_Directions_.
Where the data below has the string "text", return the whole line.

(Dataset records)
⟨
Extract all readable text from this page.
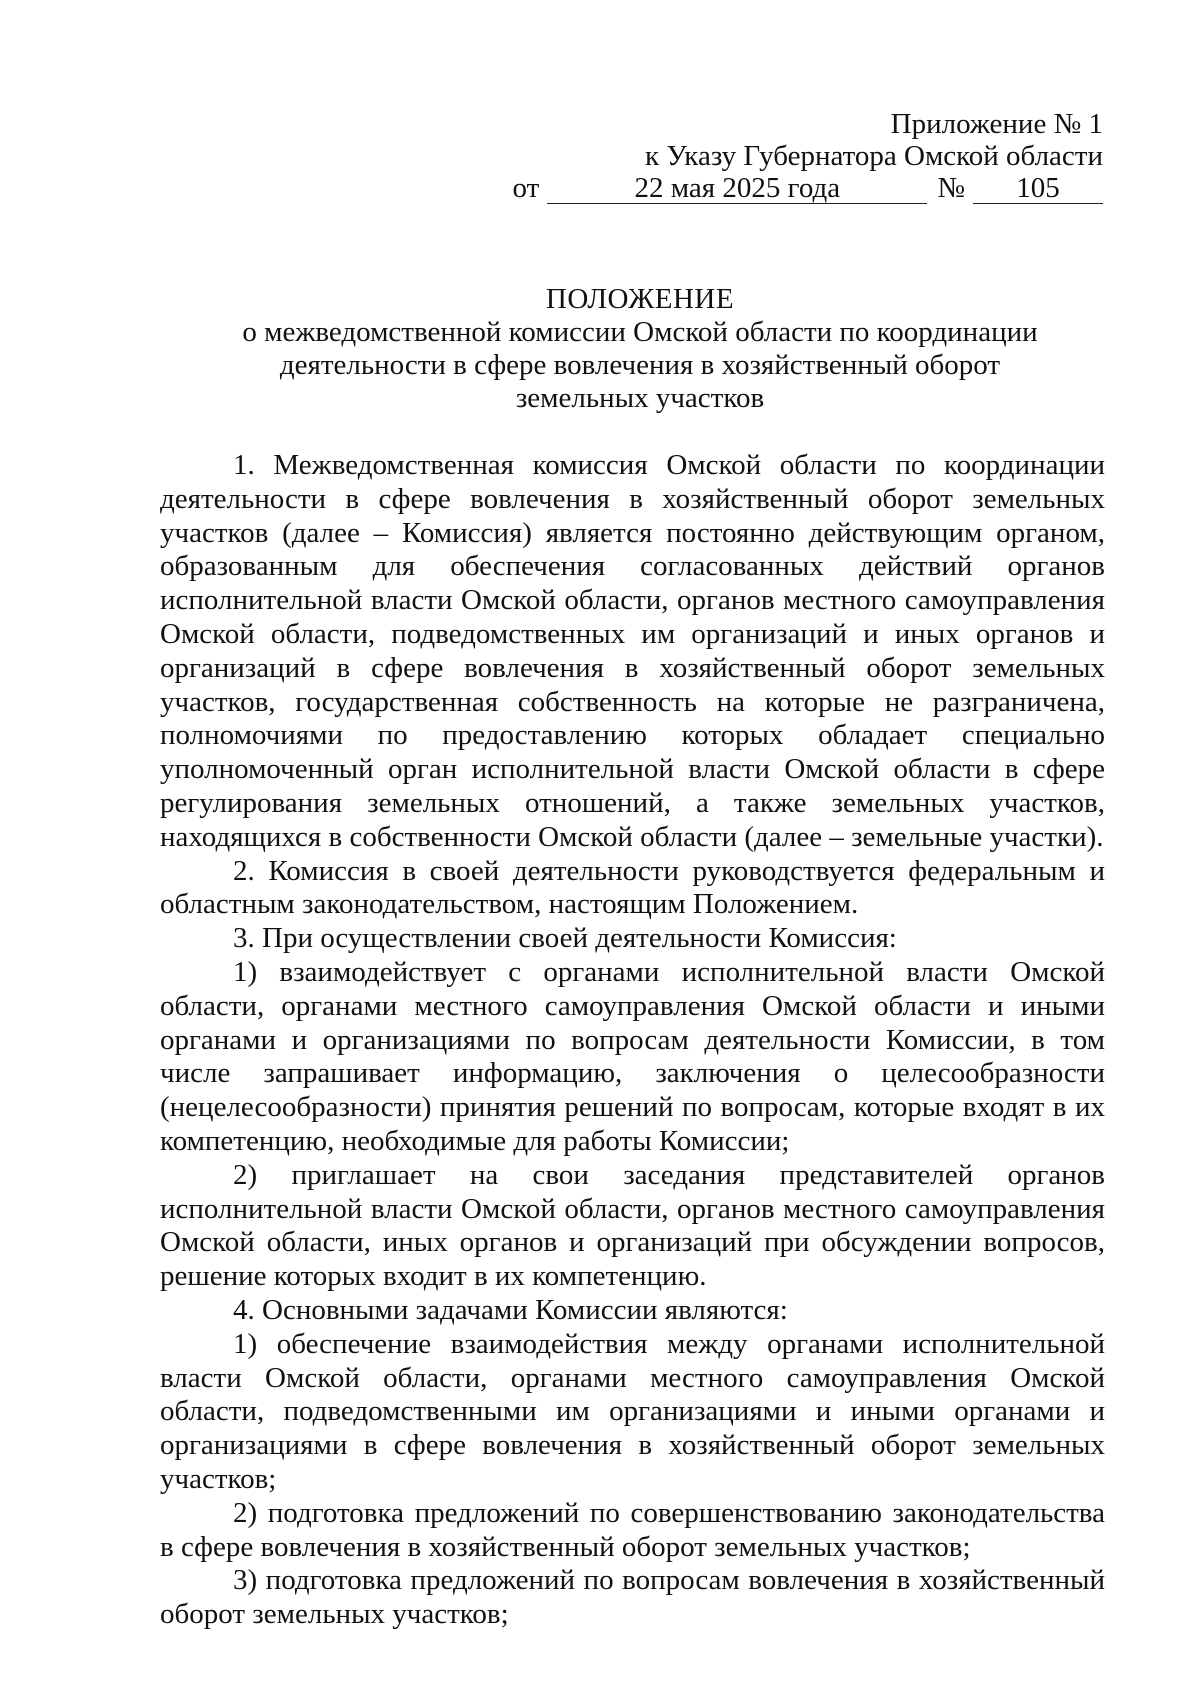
Приложение № 1
к Указу Губернатора Омской области
от	22 мая 2025 года	№	105
ПОЛОЖЕНИЕ
о межведомственной комиссии Омской области по координации
деятельности в сфере вовлечения в хозяйственный оборот
земельных участков

1. Межведомственная комиссия Омской области по координации деятельности в сфере вовлечения в хозяйственный оборот земельных участков (далее – Комиссия) является постоянно действующим органом, образованным для обеспечения согласованных действий органов исполнительной власти Омской области, органов местного самоуправления Омской области, подведомственных им организаций и иных органов и организаций в сфере вовлечения в хозяйственный оборот земельных участков, государственная собственность на которые не разграничена, полномочиями по предоставлению которых обладает специально уполномоченный орган исполнительной власти Омской области в сфере регулирования земельных отношений, а также земельных участков, находящихся в собственности Омской области (далее – земельные участки).

2. Комиссия в своей деятельности руководствуется федеральным и областным законодательством, настоящим Положением.

3. При осуществлении своей деятельности Комиссия:

1) взаимодействует с органами исполнительной власти Омской области, органами местного самоуправления Омской области и иными органами и организациями по вопросам деятельности Комиссии, в том числе запрашивает информацию, заключения о целесообразности (нецелесообразности) принятия решений по вопросам, которые входят в их компетенцию, необходимые для работы Комиссии;

2) приглашает на свои заседания представителей органов исполнительной власти Омской области, органов местного самоуправления Омской области, иных органов и организаций при обсуждении вопросов, решение которых входит в их компетенцию.

4. Основными задачами Комиссии являются:

1) обеспечение взаимодействия между органами исполнительной власти Омской области, органами местного самоуправления Омской области, подведомственными им организациями и иными органами и организациями в сфере вовлечения в хозяйственный оборот земельных участков;

2) подготовка предложений по совершенствованию законодательства в сфере вовлечения в хозяйственный оборот земельных участков;

3) подготовка предложений по вопросам вовлечения в хозяйственный оборот земельных участков;
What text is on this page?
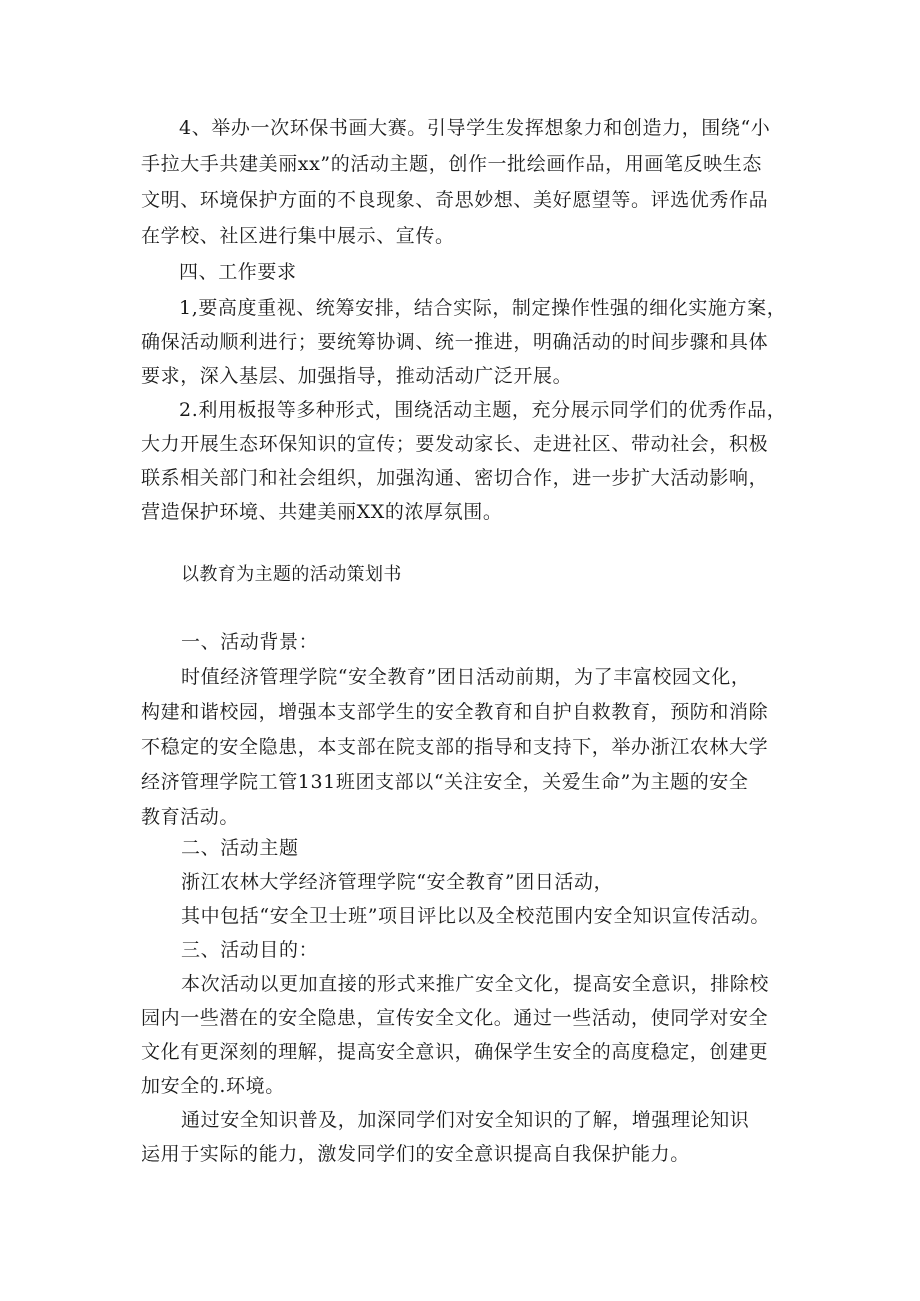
4、举办一次环保书画大赛。引导学生发挥想象力和创造力，围绕“小
手拉大手共建美丽xx”的活动主题，创作一批绘画作品，用画笔反映生态
文明、环境保护方面的不良现象、奇思妙想、美好愿望等。评选优秀作品
在学校、社区进行集中展示、宣传。
四、工作要求
1,要高度重视、统筹安排，结合实际，制定操作性强的细化实施方案，
确保活动顺利进行；要统筹协调、统一推进，明确活动的时间步骤和具体
要求，深入基层、加强指导，推动活动广泛开展。
2.利用板报等多种形式，围绕活动主题，充分展示同学们的优秀作品，
大力开展生态环保知识的宣传；要发动家长、走进社区、带动社会，积极
联系相关部门和社会组织，加强沟通、密切合作，进一步扩大活动影响，
营造保护环境、共建美丽XX的浓厚氛围。
以教育为主题的活动策划书
一、活动背景：
时值经济管理学院“安全教育”团日活动前期，为了丰富校园文化，
构建和谐校园，增强本支部学生的安全教育和自护自救教育，预防和消除
不稳定的安全隐患，本支部在院支部的指导和支持下，举办浙江农林大学
经济管理学院工管131班团支部以“关注安全，关爱生命”为主题的安全
教育活动。
二、活动主题
浙江农林大学经济管理学院“安全教育”团日活动，
其中包括“安全卫士班”项目评比以及全校范围内安全知识宣传活动。
三、活动目的：
本次活动以更加直接的形式来推广安全文化，提高安全意识，排除校
园内一些潜在的安全隐患，宣传安全文化。通过一些活动，使同学对安全
文化有更深刻的理解，提高安全意识，确保学生安全的高度稳定，创建更
加安全的.环境。
通过安全知识普及，加深同学们对安全知识的了解，增强理论知识
运用于实际的能力，激发同学们的安全意识提高自我保护能力。
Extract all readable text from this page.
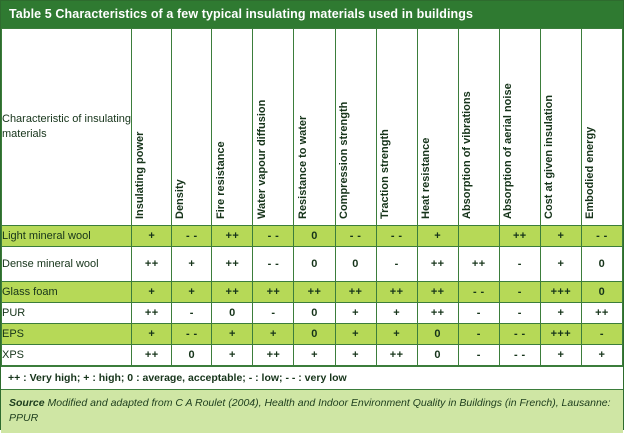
Table 5 Characteristics of a few typical insulating materials used in buildings
Characteristic of insulating materials	Insulating power	Density	Fire resistance	Water vapour diffusion	Resistance to water	Compression strength	Traction strength	Heat resistance	Absorption of vibrations	Absorption of aerial noise	Cost at given insulation	Embodied energy

Light mineral wool	+	- -	++	- -	0	- -	- -	+		++	+	- -
Dense mineral wool	++	+	++	- -	0	0	-	++	++	-	+	0
Glass foam	+	+	++	++	++	++	++	++	- -	-	+++	0
PUR	++	-	0	-	0	+	+	++	-	-	+	++
EPS	+	- -	+	+	0	+	+	0	-	- -	+++	-
XPS	++	0	+	++	+	+	++	0	-	- -	+	+
++ : Very high; + : high; 0 : average, acceptable; - : low; - - : very low
Source Modified and adapted from C A Roulet (2004), Health and Indoor Environment Quality in Buildings (in French), Lausanne: PPUR
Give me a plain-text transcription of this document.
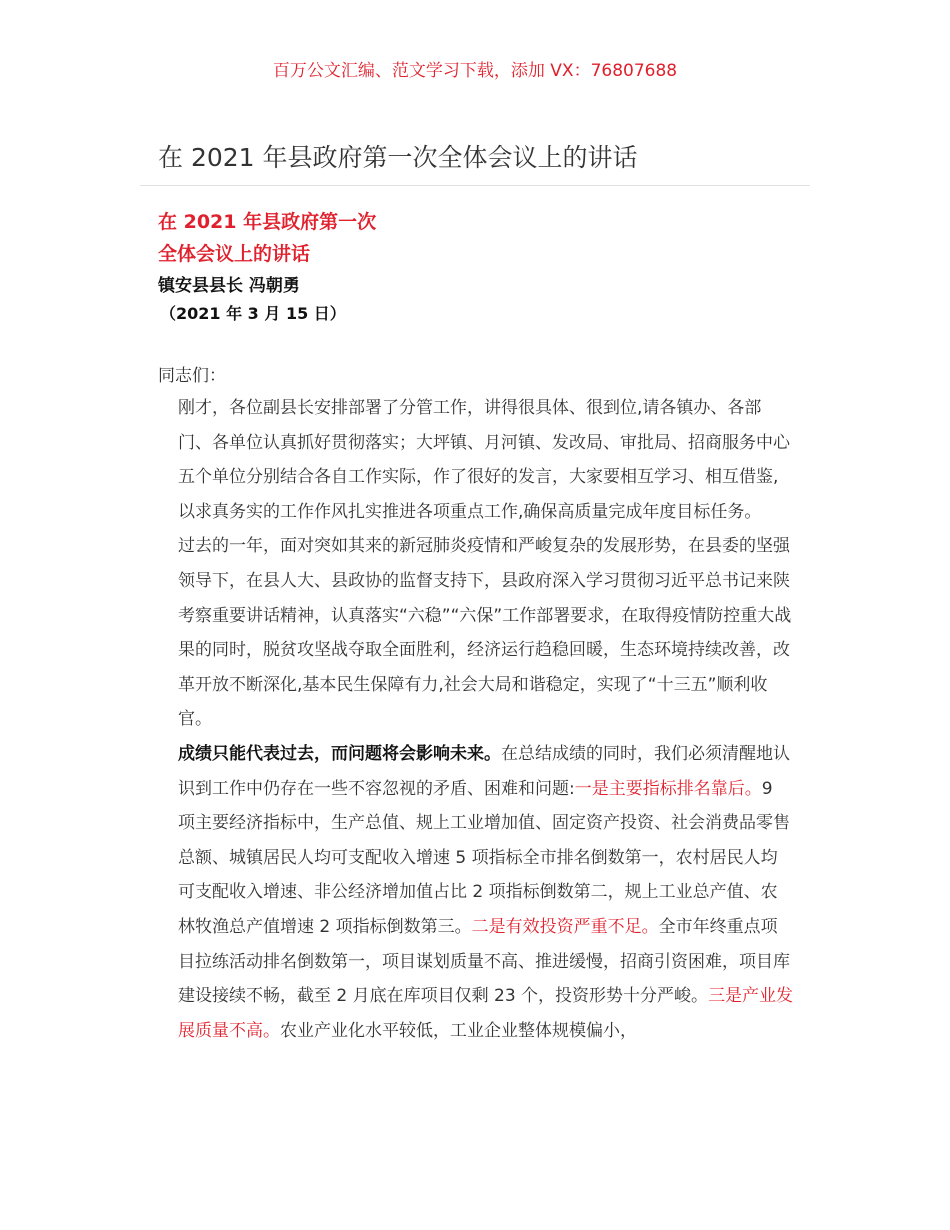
百万公文汇编、范文学习下载，添加 VX：76807688
在 2021 年县政府第一次全体会议上的讲话
在 2021 年县政府第一次
全体会议上的讲话
镇安县县长 冯朝勇
（2021 年 3 月 15 日）
同志们：

刚才，各位副县长安排部署了分管工作，讲得很具体、很到位,请各镇办、各部门、各单位认真抓好贯彻落实；大坪镇、月河镇、发改局、审批局、招商服务中心五个单位分别结合各自工作实际，作了很好的发言，大家要相互学习、相互借鉴,以求真务实的工作作风扎实推进各项重点工作,确保高质量完成年度目标任务。

过去的一年，面对突如其来的新冠肺炎疫情和严峻复杂的发展形势，在县委的坚强领导下，在县人大、县政协的监督支持下，县政府深入学习贯彻习近平总书记来陕考察重要讲话精神，认真落实“六稳”“六保”工作部署要求，在取得疫情防控重大战果的同时，脱贫攻坚战夺取全面胜利，经济运行趋稳回暖，生态环境持续改善，改革开放不断深化,基本民生保障有力,社会大局和谐稳定，实现了“十三五”顺利收官。

成绩只能代表过去，而问题将会影响未来。在总结成绩的同时，我们必须清醒地认识到工作中仍存在一些不容忽视的矛盾、困难和问题:一是主要指标排名靠后。9 项主要经济指标中，生产总值、规上工业增加值、固定资产投资、社会消费品零售总额、城镇居民人均可支配收入增速 5 项指标全市排名倒数第一，农村居民人均可支配收入增速、非公经济增加值占比 2 项指标倒数第二，规上工业总产值、农林牧渔总产值增速 2 项指标倒数第三。二是有效投资严重不足。全市年终重点项目拉练活动排名倒数第一，项目谋划质量不高、推进缓慢，招商引资困难，项目库建设接续不畅，截至 2 月底在库项目仅剩 23 个，投资形势十分严峻。三是产业发展质量不高。农业产业化水平较低，工业企业整体规模偏小，
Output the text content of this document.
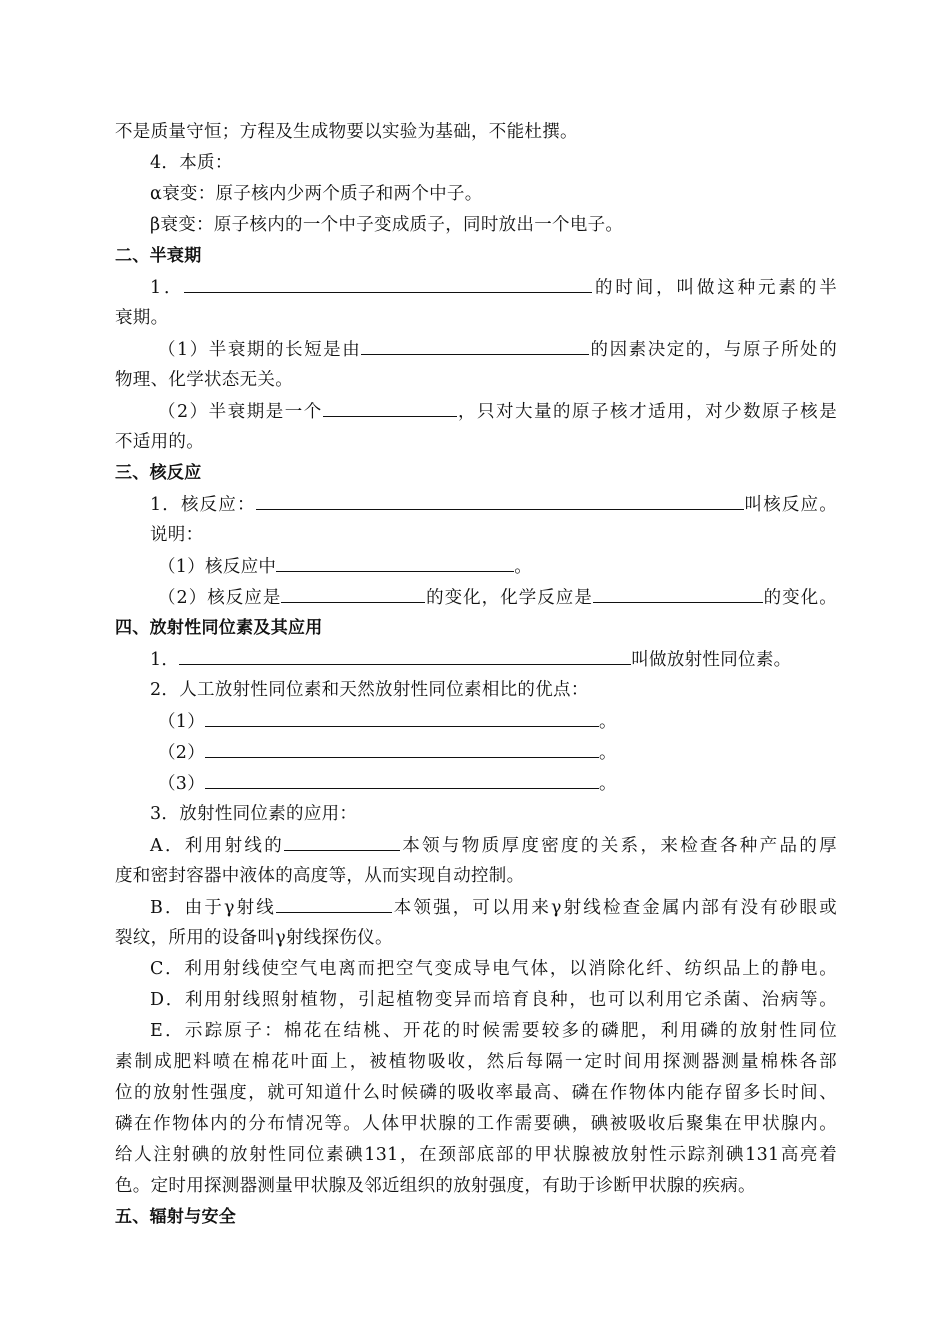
不是质量守恒；方程及生成物要以实验为基础，不能杜撰。
4．本质：
α衰变：原子核内少两个质子和两个中子。
β衰变：原子核内的一个中子变成质子，同时放出一个电子。
二、半衰期
1．	的时间，叫做这种元素的半
衰期。
（1）半衰期的长短是由	的因素决定的，与原子所处的
物理、化学状态无关。
（2）半衰期是一个	，只对大量的原子核才适用，对少数原子核是
不适用的。
三、核反应
1．核反应：	叫核反应。
说明：
（1）核反应中	。
（2）核反应是	的变化，化学反应是	的变化。
四、放射性同位素及其应用
1．	叫做放射性同位素。
2．人工放射性同位素和天然放射性同位素相比的优点：
（1）	。
（2）	。
（3）	。
3．放射性同位素的应用：
A．利用射线的	本领与物质厚度密度的关系，来检查各种产品的厚
度和密封容器中液体的高度等，从而实现自动控制。
B．由于γ射线	本领强，可以用来γ射线检查金属内部有没有砂眼或
裂纹，所用的设备叫γ射线探伤仪。
C．利用射线使空气电离而把空气变成导电气体，以消除化纤、纺织品上的静电。
D．利用射线照射植物，引起植物变异而培育良种，也可以利用它杀菌、治病等。
E．示踪原子：棉花在结桃、开花的时候需要较多的磷肥，利用磷的放射性同位
素制成肥料喷在棉花叶面上，被植物吸收，然后每隔一定时间用探测器测量棉株各部
位的放射性强度，就可知道什么时候磷的吸收率最高、磷在作物体内能存留多长时间、
磷在作物体内的分布情况等。人体甲状腺的工作需要碘，碘被吸收后聚集在甲状腺内。
给人注射碘的放射性同位素碘131，在颈部底部的甲状腺被放射性示踪剂碘131高亮着
色。定时用探测器测量甲状腺及邻近组织的放射强度，有助于诊断甲状腺的疾病。
五、辐射与安全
⟩
_The solution_.
Extract all readable text from this page.
What text is on this page?
Extract all readable text from this page.
Give me a plain-text transcription of this document.
Output the text content of this document.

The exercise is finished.